__Work instructions__
Only a number is wanted: how many lines in the listing contain the word "opened"?

[Collection entries]
--- start ---

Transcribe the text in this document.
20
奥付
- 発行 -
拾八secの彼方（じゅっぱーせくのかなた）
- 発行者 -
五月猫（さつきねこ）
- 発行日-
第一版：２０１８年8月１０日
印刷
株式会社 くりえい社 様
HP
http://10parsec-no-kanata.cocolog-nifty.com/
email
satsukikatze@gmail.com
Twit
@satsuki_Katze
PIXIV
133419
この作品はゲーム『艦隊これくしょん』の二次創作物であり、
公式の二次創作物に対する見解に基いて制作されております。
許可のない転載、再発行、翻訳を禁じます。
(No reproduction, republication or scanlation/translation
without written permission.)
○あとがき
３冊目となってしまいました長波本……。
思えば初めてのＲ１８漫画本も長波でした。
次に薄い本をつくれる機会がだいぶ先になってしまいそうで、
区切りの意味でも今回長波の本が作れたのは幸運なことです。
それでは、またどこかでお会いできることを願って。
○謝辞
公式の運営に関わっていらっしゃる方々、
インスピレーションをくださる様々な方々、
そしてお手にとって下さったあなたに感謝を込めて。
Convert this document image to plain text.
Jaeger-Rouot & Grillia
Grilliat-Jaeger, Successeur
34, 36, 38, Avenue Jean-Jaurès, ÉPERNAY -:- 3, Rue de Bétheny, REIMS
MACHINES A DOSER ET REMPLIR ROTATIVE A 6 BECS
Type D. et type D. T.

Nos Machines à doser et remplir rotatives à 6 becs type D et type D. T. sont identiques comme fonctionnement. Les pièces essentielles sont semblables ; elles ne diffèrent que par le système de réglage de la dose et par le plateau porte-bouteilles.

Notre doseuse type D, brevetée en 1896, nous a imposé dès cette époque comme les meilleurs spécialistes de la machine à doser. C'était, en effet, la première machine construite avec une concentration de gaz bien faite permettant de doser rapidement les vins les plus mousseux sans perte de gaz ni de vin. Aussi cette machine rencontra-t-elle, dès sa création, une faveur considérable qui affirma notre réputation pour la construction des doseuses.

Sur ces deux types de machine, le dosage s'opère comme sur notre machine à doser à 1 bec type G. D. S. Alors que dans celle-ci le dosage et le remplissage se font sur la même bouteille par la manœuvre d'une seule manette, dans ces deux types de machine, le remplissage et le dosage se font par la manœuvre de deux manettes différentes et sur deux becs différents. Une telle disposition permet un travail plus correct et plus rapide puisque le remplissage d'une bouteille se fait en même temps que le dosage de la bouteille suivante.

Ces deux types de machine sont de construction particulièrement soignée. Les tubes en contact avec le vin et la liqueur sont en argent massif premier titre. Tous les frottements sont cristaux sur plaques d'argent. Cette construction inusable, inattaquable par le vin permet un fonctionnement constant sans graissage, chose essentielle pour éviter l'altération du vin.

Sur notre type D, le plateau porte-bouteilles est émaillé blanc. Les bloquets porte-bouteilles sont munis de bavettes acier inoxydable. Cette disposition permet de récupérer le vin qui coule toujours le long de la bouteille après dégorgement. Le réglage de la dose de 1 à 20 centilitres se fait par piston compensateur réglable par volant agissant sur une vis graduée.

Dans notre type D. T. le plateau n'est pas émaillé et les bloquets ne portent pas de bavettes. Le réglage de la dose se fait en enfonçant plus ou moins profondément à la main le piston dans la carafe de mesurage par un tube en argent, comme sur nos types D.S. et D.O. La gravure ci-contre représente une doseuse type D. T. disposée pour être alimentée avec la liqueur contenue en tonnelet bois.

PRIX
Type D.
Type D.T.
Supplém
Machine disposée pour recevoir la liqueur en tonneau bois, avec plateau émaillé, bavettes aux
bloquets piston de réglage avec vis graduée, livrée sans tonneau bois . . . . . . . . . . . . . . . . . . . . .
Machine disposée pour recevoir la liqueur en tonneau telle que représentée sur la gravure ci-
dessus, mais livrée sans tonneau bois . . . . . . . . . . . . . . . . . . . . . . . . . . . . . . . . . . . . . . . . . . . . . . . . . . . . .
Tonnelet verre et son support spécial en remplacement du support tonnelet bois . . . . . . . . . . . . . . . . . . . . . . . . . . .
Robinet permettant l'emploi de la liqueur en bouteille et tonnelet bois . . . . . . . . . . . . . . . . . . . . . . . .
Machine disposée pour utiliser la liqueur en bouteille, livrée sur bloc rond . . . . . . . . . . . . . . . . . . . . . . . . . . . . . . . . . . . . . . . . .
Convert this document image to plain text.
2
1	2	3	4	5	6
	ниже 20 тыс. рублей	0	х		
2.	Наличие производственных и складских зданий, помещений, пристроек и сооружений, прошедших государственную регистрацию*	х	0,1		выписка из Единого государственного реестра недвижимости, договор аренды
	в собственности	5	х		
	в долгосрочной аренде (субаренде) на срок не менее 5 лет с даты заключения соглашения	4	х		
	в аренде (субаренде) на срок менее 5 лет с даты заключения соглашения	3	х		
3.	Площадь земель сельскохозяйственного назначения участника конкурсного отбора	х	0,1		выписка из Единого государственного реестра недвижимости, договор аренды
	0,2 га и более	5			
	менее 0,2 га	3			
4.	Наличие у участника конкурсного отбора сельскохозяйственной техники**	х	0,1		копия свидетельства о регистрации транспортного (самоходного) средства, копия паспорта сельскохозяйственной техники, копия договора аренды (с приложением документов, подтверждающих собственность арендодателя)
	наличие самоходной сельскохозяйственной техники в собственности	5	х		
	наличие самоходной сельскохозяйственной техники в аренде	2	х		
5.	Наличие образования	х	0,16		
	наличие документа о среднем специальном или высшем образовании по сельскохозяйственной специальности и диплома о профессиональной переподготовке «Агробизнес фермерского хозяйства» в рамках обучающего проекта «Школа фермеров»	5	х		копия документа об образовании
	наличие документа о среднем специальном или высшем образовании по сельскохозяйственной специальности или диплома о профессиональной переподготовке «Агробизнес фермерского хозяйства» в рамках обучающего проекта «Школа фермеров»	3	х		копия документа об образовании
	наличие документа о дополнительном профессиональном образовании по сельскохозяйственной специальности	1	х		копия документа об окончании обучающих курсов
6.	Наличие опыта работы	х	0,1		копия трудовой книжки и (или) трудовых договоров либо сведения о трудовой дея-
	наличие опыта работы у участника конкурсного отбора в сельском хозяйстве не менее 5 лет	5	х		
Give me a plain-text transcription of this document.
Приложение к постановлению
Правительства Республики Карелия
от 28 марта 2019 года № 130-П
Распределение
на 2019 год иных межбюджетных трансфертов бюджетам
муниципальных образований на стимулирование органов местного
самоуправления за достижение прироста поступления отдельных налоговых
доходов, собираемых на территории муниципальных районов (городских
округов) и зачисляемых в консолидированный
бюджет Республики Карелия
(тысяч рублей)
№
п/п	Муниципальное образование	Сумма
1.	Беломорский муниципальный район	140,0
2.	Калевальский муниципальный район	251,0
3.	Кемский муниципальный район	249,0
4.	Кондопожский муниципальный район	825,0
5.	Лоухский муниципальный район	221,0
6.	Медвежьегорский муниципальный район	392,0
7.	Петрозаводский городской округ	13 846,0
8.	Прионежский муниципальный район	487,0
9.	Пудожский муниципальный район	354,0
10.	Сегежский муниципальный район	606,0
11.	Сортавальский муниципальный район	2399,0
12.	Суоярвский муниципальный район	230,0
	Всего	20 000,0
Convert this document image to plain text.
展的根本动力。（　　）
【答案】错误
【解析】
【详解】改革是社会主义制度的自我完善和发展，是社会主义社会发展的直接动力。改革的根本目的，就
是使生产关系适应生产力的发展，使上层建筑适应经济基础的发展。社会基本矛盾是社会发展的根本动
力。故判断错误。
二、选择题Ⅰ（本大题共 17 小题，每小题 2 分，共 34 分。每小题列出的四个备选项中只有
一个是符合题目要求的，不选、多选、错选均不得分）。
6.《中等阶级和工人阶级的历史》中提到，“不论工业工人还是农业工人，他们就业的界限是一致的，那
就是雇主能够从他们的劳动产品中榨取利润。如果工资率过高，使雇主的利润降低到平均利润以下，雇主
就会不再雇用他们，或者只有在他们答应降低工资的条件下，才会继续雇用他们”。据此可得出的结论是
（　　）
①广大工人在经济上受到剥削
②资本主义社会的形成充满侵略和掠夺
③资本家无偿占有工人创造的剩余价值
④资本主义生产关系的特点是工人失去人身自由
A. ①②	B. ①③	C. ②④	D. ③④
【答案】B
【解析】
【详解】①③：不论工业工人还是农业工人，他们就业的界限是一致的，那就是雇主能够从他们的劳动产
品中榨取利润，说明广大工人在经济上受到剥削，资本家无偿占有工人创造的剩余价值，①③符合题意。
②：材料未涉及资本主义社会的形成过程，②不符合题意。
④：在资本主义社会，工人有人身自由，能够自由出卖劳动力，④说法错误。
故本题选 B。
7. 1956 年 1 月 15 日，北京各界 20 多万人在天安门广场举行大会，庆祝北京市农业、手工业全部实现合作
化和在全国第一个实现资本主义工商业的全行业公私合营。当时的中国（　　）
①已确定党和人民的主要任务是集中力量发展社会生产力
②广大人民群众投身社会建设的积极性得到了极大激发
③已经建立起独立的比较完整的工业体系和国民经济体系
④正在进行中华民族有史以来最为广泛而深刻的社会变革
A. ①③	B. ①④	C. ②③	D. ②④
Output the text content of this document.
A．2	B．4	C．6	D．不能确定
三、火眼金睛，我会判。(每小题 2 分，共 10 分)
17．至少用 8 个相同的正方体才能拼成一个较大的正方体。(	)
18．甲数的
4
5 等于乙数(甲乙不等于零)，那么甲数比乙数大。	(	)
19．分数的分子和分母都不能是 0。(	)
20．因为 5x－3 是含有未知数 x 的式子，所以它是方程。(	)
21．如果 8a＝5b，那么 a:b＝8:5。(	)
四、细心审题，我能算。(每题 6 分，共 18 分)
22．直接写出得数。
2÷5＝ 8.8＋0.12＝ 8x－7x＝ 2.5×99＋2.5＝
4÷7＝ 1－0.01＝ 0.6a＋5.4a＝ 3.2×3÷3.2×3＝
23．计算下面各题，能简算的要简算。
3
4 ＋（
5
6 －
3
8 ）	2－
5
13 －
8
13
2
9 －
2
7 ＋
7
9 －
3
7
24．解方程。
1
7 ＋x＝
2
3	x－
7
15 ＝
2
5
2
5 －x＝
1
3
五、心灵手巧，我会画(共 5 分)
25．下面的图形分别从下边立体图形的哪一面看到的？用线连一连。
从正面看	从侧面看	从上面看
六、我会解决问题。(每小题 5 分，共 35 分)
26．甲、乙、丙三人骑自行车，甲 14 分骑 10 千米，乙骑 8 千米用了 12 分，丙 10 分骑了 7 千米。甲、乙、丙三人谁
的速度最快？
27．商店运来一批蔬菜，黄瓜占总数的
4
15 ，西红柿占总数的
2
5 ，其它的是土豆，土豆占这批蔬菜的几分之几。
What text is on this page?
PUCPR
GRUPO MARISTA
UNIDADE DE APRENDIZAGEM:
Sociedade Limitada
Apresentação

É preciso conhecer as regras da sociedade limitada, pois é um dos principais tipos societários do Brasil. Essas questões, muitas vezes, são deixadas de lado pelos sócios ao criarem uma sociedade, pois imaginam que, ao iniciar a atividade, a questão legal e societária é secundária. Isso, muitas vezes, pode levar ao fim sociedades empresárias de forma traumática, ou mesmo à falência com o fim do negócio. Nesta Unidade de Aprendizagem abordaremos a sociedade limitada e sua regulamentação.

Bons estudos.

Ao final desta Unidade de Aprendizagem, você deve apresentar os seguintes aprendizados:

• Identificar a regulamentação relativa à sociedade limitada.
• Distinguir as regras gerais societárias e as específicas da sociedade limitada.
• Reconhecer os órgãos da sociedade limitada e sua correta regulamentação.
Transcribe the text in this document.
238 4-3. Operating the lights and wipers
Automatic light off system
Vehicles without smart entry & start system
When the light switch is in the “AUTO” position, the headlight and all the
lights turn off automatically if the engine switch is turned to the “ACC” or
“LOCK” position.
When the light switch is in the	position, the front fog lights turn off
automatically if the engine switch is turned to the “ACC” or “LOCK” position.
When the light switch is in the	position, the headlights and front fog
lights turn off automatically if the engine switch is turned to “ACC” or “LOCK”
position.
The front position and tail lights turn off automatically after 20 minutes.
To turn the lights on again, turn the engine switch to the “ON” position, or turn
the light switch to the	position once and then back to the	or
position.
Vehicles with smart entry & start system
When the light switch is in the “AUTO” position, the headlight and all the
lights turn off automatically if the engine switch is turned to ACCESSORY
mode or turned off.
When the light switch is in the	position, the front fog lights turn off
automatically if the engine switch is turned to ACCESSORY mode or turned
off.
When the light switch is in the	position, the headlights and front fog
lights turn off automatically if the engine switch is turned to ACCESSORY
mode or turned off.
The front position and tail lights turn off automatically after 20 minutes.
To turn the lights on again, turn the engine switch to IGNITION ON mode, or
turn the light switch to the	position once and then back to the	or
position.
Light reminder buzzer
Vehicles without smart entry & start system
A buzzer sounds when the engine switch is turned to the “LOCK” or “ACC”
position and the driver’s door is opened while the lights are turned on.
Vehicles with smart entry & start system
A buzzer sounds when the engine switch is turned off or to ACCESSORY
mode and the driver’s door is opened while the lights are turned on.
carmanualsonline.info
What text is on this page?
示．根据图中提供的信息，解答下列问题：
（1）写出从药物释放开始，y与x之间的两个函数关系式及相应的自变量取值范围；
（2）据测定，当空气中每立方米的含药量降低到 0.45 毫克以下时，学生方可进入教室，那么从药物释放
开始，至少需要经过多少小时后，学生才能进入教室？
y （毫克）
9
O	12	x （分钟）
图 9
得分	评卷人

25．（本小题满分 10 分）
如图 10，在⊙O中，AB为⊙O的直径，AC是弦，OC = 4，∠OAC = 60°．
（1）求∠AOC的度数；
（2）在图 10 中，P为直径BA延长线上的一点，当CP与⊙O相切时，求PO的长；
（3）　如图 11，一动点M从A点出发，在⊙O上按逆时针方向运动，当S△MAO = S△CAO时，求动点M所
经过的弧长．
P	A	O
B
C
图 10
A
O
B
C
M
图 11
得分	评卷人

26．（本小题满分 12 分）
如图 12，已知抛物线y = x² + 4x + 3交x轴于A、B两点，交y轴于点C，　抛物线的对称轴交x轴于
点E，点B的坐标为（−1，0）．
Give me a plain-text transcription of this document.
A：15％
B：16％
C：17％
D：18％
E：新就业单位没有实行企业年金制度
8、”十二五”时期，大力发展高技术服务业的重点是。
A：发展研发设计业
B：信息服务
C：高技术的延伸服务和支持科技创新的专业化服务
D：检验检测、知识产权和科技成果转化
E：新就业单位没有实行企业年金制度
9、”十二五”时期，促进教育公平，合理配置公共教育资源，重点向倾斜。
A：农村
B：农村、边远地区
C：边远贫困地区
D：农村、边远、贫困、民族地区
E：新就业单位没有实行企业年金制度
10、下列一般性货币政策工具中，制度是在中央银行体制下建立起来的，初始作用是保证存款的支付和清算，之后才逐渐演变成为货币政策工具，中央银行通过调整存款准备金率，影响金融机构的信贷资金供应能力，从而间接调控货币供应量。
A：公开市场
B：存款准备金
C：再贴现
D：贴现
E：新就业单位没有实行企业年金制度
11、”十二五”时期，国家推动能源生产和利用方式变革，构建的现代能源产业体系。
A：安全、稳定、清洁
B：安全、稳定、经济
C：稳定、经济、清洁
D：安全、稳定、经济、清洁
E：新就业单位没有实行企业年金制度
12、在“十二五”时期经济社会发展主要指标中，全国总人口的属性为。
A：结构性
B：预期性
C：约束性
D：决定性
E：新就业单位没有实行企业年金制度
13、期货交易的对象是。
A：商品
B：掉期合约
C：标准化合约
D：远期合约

--- end ---

__Complete answer__
2